■ **What this task involves**: Reproduce the passage of the glossary entry on environment variables below, from "January 15, 2026" up to and including "variables are needed.", without any alteration.

■ **Reading passage**:
----

Environment Variable
A named value stored outside your code — like an API key or database URL — that your program reads at runtime.
January 15, 2026
What Environment Variables Are
An environment variable is a key-value pair that lives outside your code but can be read by your program when it runs. Instead of writing your database password directly into your code, you store it as an environment variable and your code reads it from there.
The name comes from the "environment" your program runs in — the context provided by the operating system before your code even starts.
The .env File
In most projects, environment variables are stored in a file called .env in the project root. A typical .env looks like this:
OPENAI_API_KEY=sk-proj-abc123
DATABASE_URL=postgresql://localhost:5432/mydb
APP_ENV=development
The critical rule: never commit your .env file to Git. Add .env to your .gitignore and keep it local. Share a .env.example file (with placeholder values) so teammates know which variables are needed.
Reading Them in Code
In JavaScript/Node.js, environment variables are available via process.env:
const apiKey = process.env.OPENAI_API_KEY;
In Python, you use the os module:
import os
api_key = os.environ["OPENAI_API_KEY"]
Many projects use a library like dotenv to automatically load the .env file at startup.
The Golden Rule
Secrets in code get leaked. Secrets in environment variables stay safe — as long as you never commit the .env file. This single habit prevents the majority of security incidents beginners encounter.

----

■ **Extracted data**:

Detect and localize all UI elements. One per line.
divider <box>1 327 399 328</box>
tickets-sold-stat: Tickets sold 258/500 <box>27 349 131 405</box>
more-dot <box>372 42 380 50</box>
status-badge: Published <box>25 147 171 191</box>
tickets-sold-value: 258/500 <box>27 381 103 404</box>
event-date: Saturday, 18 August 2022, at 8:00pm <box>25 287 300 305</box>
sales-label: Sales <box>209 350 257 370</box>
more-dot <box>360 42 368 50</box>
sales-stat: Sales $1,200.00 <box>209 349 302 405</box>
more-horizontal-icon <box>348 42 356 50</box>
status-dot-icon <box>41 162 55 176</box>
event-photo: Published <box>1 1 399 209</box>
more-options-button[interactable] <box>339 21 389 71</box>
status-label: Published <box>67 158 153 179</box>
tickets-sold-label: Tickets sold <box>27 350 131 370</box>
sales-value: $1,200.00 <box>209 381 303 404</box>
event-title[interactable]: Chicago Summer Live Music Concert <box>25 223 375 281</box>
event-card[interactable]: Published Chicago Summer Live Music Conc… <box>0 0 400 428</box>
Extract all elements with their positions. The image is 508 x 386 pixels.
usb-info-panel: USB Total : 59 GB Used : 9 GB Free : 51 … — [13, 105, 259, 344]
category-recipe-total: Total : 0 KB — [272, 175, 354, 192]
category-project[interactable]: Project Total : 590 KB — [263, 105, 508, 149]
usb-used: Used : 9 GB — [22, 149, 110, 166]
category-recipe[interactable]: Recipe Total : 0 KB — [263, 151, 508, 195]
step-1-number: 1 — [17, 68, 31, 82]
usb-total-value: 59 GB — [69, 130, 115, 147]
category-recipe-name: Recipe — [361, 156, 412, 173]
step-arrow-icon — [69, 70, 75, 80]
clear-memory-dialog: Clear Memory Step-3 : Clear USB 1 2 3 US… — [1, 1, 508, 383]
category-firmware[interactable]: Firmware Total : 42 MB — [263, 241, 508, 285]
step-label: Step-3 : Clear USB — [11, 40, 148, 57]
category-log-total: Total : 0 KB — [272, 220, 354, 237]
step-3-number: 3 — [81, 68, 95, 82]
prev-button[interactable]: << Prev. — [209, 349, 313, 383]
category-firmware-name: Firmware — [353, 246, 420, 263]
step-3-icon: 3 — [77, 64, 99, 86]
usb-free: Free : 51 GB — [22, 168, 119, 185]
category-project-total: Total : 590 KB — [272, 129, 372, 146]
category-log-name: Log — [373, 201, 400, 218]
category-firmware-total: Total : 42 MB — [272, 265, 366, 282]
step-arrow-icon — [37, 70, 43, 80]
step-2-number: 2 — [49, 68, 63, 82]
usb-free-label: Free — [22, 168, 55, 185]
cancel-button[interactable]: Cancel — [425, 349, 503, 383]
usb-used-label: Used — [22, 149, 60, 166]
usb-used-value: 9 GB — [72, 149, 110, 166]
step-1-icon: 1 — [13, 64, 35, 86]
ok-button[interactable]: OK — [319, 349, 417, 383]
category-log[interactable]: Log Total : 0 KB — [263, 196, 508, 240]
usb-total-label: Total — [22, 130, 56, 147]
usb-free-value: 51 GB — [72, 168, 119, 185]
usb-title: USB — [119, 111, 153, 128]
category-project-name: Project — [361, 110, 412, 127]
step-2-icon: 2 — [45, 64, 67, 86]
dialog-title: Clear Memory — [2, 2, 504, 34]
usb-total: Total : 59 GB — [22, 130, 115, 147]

----

■ **Task response**:
January 15, 2026
What Environment Variables Are
An environment variable is a key-value pair that lives outside your code but can be read by your program when it runs. Instead of writing your database password directly into your code, you store it as an environment variable and your code reads it from there.
The name comes from the "environment" your program runs in — the context provided by the operating system before your code even starts.
The .env File
In most projects, environment variables are stored in a file called .env in the project root. A typical .env looks like this:
OPENAI_API_KEY=sk-proj-abc123
DATABASE_URL=postgresql://localhost:5432/mydb
APP_ENV=development
The critical rule: never commit your .env file to Git. Add .env to your .gitignore and keep it local. Share a .env.example file (with placeholder values) so teammates know which variables are needed.